* _Dataset rows_:
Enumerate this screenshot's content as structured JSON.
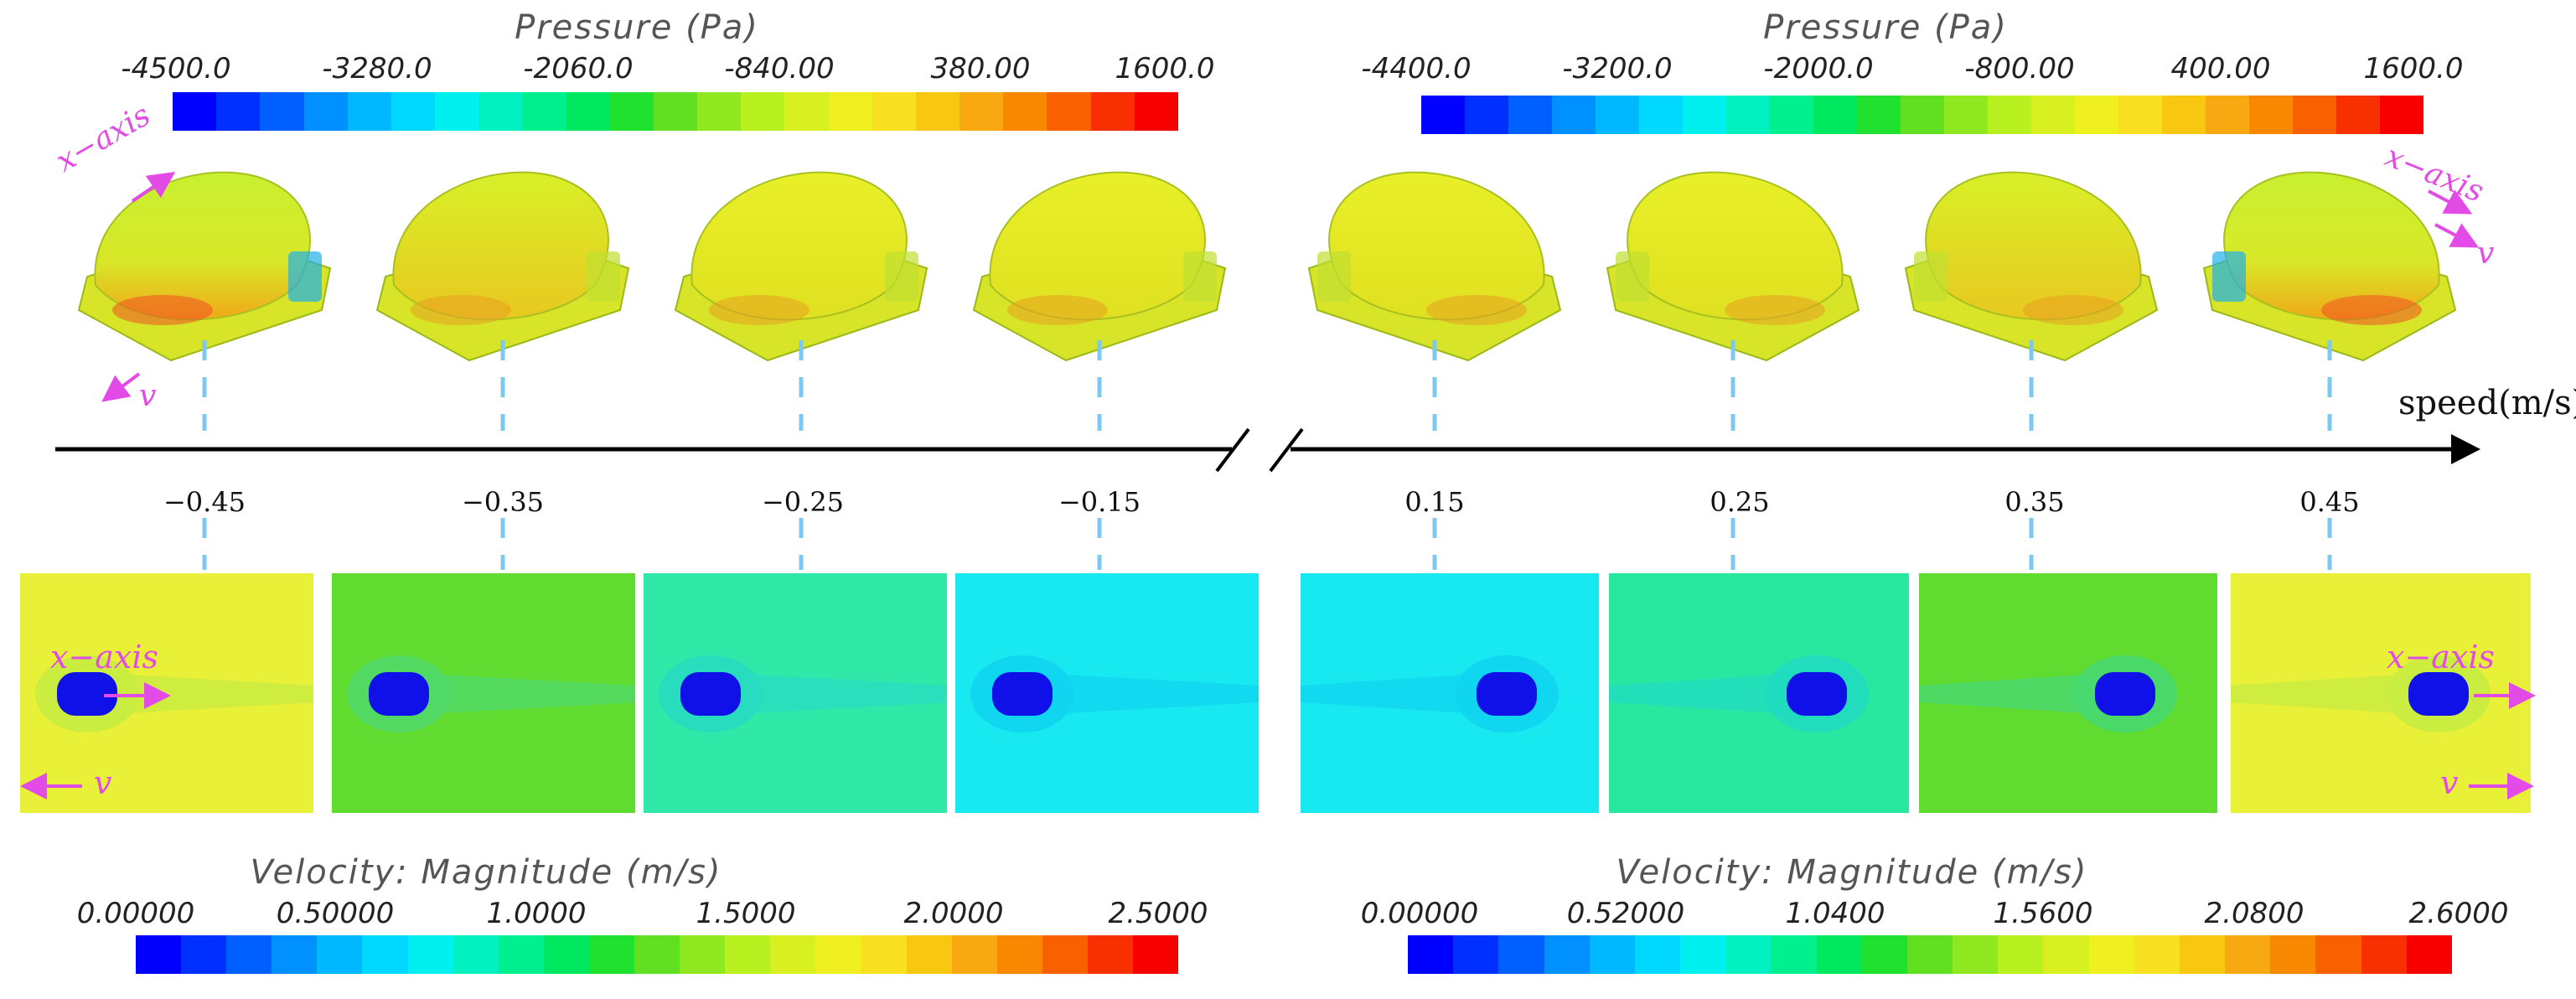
{
  "colors": {
    "ramp": [
      "#0000ff",
      "#0030ff",
      "#0060ff",
      "#0090ff",
      "#00b8ff",
      "#00d8ff",
      "#00f0f0",
      "#00f0c0",
      "#00f090",
      "#00e860",
      "#20e030",
      "#60e020",
      "#90e820",
      "#b8f020",
      "#d8f020",
      "#f0f020",
      "#f8e020",
      "#f8c810",
      "#f8a810",
      "#f88800",
      "#f86000",
      "#f83000",
      "#f80000"
    ],
    "accent": "#e24be6",
    "guide": "#7cc8f0"
  },
  "pressure_left": {
    "title": "Pressure (Pa)",
    "ticks": [
      "-4500.0",
      "-3280.0",
      "-2060.0",
      "-840.00",
      "380.00",
      "1600.0"
    ]
  },
  "pressure_right": {
    "title": "Pressure (Pa)",
    "ticks": [
      "-4400.0",
      "-3200.0",
      "-2000.0",
      "-800.00",
      "400.00",
      "1600.0"
    ]
  },
  "velocity_left": {
    "title": "Velocity: Magnitude (m/s)",
    "ticks": [
      "0.00000",
      "0.50000",
      "1.0000",
      "1.5000",
      "2.0000",
      "2.5000"
    ]
  },
  "velocity_right": {
    "title": "Velocity: Magnitude (m/s)",
    "ticks": [
      "0.00000",
      "0.52000",
      "1.0400",
      "1.5600",
      "2.0800",
      "2.6000"
    ]
  },
  "axis": {
    "label": "speed(m/s)",
    "ticks": [
      "−0.45",
      "−0.35",
      "−0.25",
      "−0.15",
      "0.15",
      "0.25",
      "0.35",
      "0.45"
    ]
  },
  "annotations": {
    "x_axis_left": "x−axis",
    "v_left": "v",
    "x_axis_right": "x−axis",
    "v_right": "v",
    "panel_x_axis_left": "x−axis",
    "panel_v_left": "v",
    "panel_x_axis_right": "x−axis",
    "panel_v_right": "v"
  },
  "panels": [
    {
      "speed": -0.45,
      "bg": "#e8f038",
      "inner": "#c8ec40"
    },
    {
      "speed": -0.35,
      "bg": "#60dc30",
      "inner": "#50d868"
    },
    {
      "speed": -0.25,
      "bg": "#30e8a8",
      "inner": "#28dcc0"
    },
    {
      "speed": -0.15,
      "bg": "#18e8f0",
      "inner": "#10d4f0"
    },
    {
      "speed": 0.15,
      "bg": "#18e8f0",
      "inner": "#10d4f0"
    },
    {
      "speed": 0.25,
      "bg": "#28e8a0",
      "inner": "#20dcc0"
    },
    {
      "speed": 0.35,
      "bg": "#60dc30",
      "inner": "#48d870"
    },
    {
      "speed": 0.45,
      "bg": "#e8f038",
      "inner": "#c8ec40"
    }
  ]
}
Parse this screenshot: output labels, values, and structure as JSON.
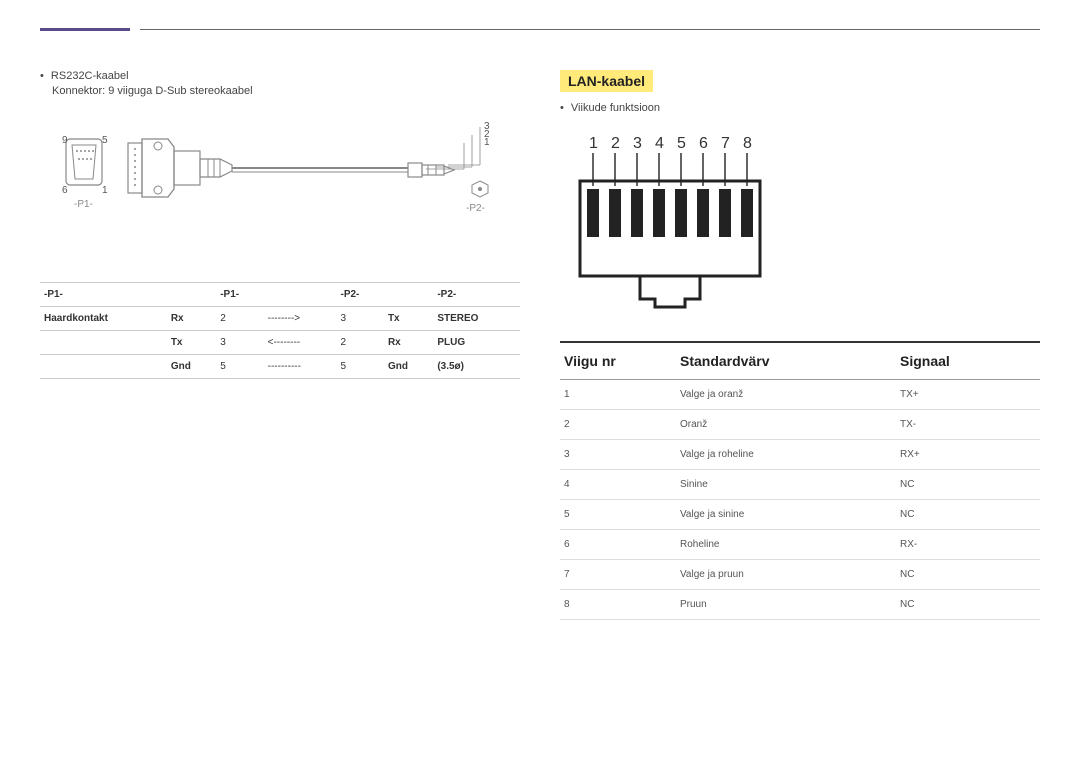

* _Set task_:
Leave the pictures out and reproduce all of the records exactly.

* _Task solution_:
Enumerate this screenshot's content as structured JSON.
{
  "colors": {
    "ramp": [
      "#0000ff",
      "#0030ff",
      "#0060ff",
      "#0090ff",
      "#00b8ff",
      "#00d8ff",
      "#00f0f0",
      "#00f0c0",
      "#00f090",
      "#00e860",
      "#20e030",
      "#60e020",
      "#90e820",
      "#b8f020",
      "#d8f020",
      "#f0f020",
      "#f8e020",
      "#f8c810",
      "#f8a810",
      "#f88800",
      "#f86000",
      "#f83000",
      "#f80000"
    ],
    "accent": "#e24be6",
    "guide": "#7cc8f0"
  },
  "pressure_left": {
    "title": "Pressure (Pa)",
    "ticks": [
      "-4500.0",
      "-3280.0",
      "-2060.0",
      "-840.00",
      "380.00",
      "1600.0"
    ]
  },
  "pressure_right": {
    "title": "Pressure (Pa)",
    "ticks": [
      "-4400.0",
      "-3200.0",
      "-2000.0",
      "-800.00",
      "400.00",
      "1600.0"
    ]
  },
  "velocity_left": {
    "title": "Velocity: Magnitude (m/s)",
    "ticks": [
      "0.00000",
      "0.50000",
      "1.0000",
      "1.5000",
      "2.0000",
      "2.5000"
    ]
  },
  "velocity_right": {
    "title": "Velocity: Magnitude (m/s)",
    "ticks": [
      "0.00000",
      "0.52000",
      "1.0400",
      "1.5600",
      "2.0800",
      "2.6000"
    ]
  },
  "axis": {
    "label": "speed(m/s)",
    "ticks": [
      "−0.45",
      "−0.35",
      "−0.25",
      "−0.15",
      "0.15",
      "0.25",
      "0.35",
      "0.45"
    ]
  },
  "annotations": {
    "x_axis_left": "x−axis",
    "v_left": "v",
    "x_axis_right": "x−axis",
    "v_right": "v",
    "panel_x_axis_left": "x−axis",
    "panel_v_left": "v",
    "panel_x_axis_right": "x−axis",
    "panel_v_right": "v"
  },
  "panels": [
    {
      "speed": -0.45,
      "bg": "#e8f038",
      "inner": "#c8ec40"
    },
    {
      "speed": -0.35,
      "bg": "#60dc30",
      "inner": "#50d868"
    },
    {
      "speed": -0.25,
      "bg": "#30e8a8",
      "inner": "#28dcc0"
    },
    {
      "speed": -0.15,
      "bg": "#18e8f0",
      "inner": "#10d4f0"
    },
    {
      "speed": 0.15,
      "bg": "#18e8f0",
      "inner": "#10d4f0"
    },
    {
      "speed": 0.25,
      "bg": "#28e8a0",
      "inner": "#20dcc0"
    },
    {
      "speed": 0.35,
      "bg": "#60dc30",
      "inner": "#48d870"
    },
    {
      "speed": 0.45,
      "bg": "#e8f038",
      "inner": "#c8ec40"
    }
  ]
}
Parse this screenshot: output labels, values, and structure as JSON.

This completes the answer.